To do →
Gather every line below where "湖北一小区现装配农房" appears.

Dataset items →
══════

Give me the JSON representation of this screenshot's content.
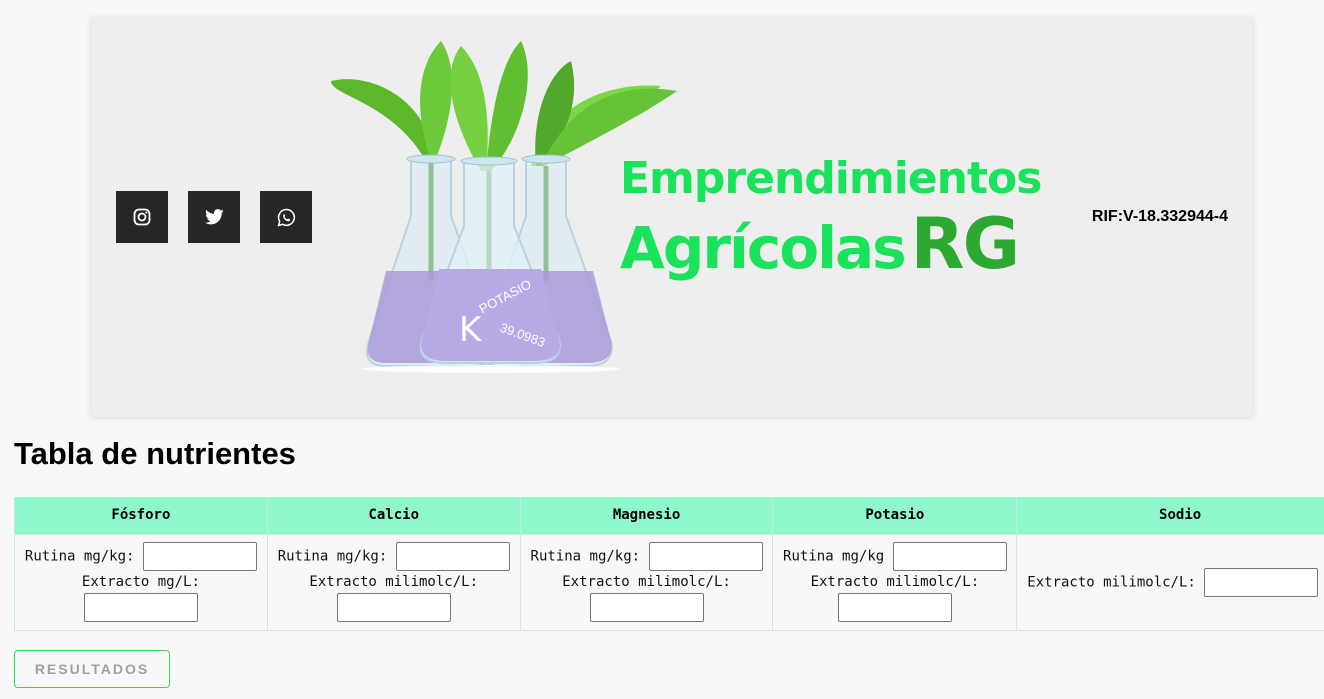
{
  "brand": {
    "line1": "Emprendimientos",
    "line2": "Agrícolas",
    "rg": "RG",
    "rif": "RIF:V-18.332944-4"
  },
  "social": [
    {
      "icon": "instagram-icon"
    },
    {
      "icon": "twitter-icon"
    },
    {
      "icon": "whatsapp-icon"
    }
  ],
  "flasks": [
    {
      "text": "POTASIO",
      "value": "39.0983"
    },
    {
      "text": "K",
      "value": "39.0983"
    }
  ],
  "title": "Tabla de nutrientes",
  "table": {
    "columns": [
      "Fósforo",
      "Calcio",
      "Magnesio",
      "Potasio",
      "Sodio"
    ],
    "fosforo": {
      "label1": "Rutina mg/kg:",
      "label2": "Extracto mg/L:"
    },
    "calcio": {
      "label1": "Rutina mg/kg:",
      "label2": "Extracto milimolc/L:"
    },
    "magnesio": {
      "label1": "Rutina mg/kg:",
      "label2": "Extracto milimolc/L:"
    },
    "potasio": {
      "label1": "Rutina mg/kg",
      "label2": "Extracto milimolc/L:"
    },
    "sodio": {
      "label1": "Extracto milimolc/L:"
    }
  },
  "button": {
    "label": "RESULTADOS"
  },
  "colors": {
    "header_bg": "#8ef7cc",
    "brand_green": "#1ae25a",
    "rg_green": "#2da931",
    "button_border": "#33d64a"
  }
}
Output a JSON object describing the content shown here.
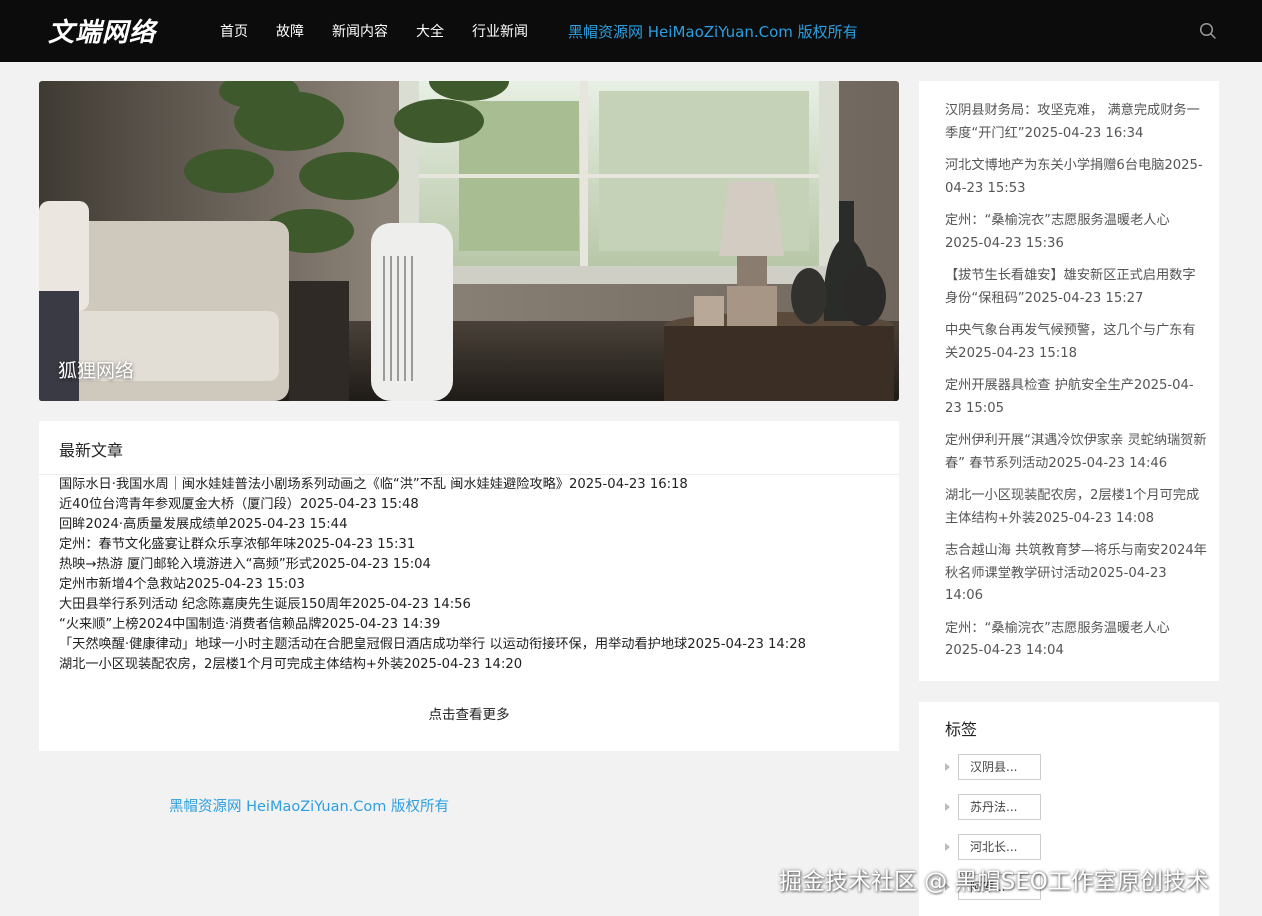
{
  "header": {
    "logo": "文端网络",
    "nav": [
      "首页",
      "故障",
      "新闻内容",
      "大全",
      "行业新闻"
    ],
    "copyright_link": "黑帽资源网 HeiMaoZiYuan.Com 版权所有"
  },
  "banner": {
    "caption": "狐狸网络"
  },
  "latest": {
    "title": "最新文章",
    "items": [
      "国际水日·我国水周｜闽水娃娃普法小剧场系列动画之《临“洪”不乱 闽水娃娃避险攻略》2025-04-23 16:18",
      "近40位台湾青年参观厦金大桥（厦门段）2025-04-23 15:48",
      "回眸2024·高质量发展成绩单2025-04-23 15:44",
      "定州：春节文化盛宴让群众乐享浓郁年味2025-04-23 15:31",
      "热映→热游 厦门邮轮入境游进入“高频”形式2025-04-23 15:04",
      "定州市新增4个急救站2025-04-23 15:03",
      "大田县举行系列活动 纪念陈嘉庚先生诞辰150周年2025-04-23 14:56",
      "“火来顺”上榜2024中国制造·消费者信赖品牌2025-04-23 14:39",
      "「天然唤醒·健康律动」地球一小时主题活动在合肥皇冠假日酒店成功举行 以运动衔接环保，用举动看护地球2025-04-23 14:28",
      "湖北一小区现装配农房，2层楼1个月可完成主体结构+外装2025-04-23 14:20"
    ],
    "more": "点击查看更多"
  },
  "footer": {
    "copyright": "黑帽资源网 HeiMaoZiYuan.Com 版权所有"
  },
  "sidebar": {
    "news": [
      "汉阴县财务局：攻坚克难， 满意完成财务一季度“开门红”2025-04-23 16:34",
      "河北文博地产为东关小学捐赠6台电脑2025-04-23 15:53",
      "定州：“桑榆浣衣”志愿服务温暖老人心2025-04-23 15:36",
      "【拔节生长看雄安】雄安新区正式启用数字身份“保租码”2025-04-23 15:27",
      "中央气象台再发气候预警，这几个与广东有关2025-04-23 15:18",
      "定州开展器具检查 护航安全生产2025-04-23 15:05",
      "定州伊利开展“淇遇冷饮伊家亲 灵蛇纳瑞贺新春” 春节系列活动2025-04-23 14:46",
      "湖北一小区现装配农房，2层楼1个月可完成主体结构+外装2025-04-23 14:08",
      "志合越山海 共筑教育梦—将乐与南安2024年秋名师课堂教学研讨活动2025-04-23 14:06",
      "定州：“桑榆浣衣”志愿服务温暖老人心2025-04-23 14:04"
    ],
    "tags_title": "标签",
    "tags": [
      "汉阴县...",
      "苏丹法...",
      "河北长...",
      "阿库..."
    ]
  },
  "watermark": "掘金技术社区 @ 黑帽SEO工作室原创技术",
  "colors": {
    "header_bg": "#0c0c0c",
    "accent_link": "#2d9fe0",
    "page_bg": "#f2f2f2"
  }
}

══════

Response to this task →
      "湖北一小区现装配农房，2层楼1个月可完成主体结构+外装2025-04-23 14:20"
      "湖北一小区现装配农房，2层楼1个月可完成主体结构+外装2025-04-23 14:08",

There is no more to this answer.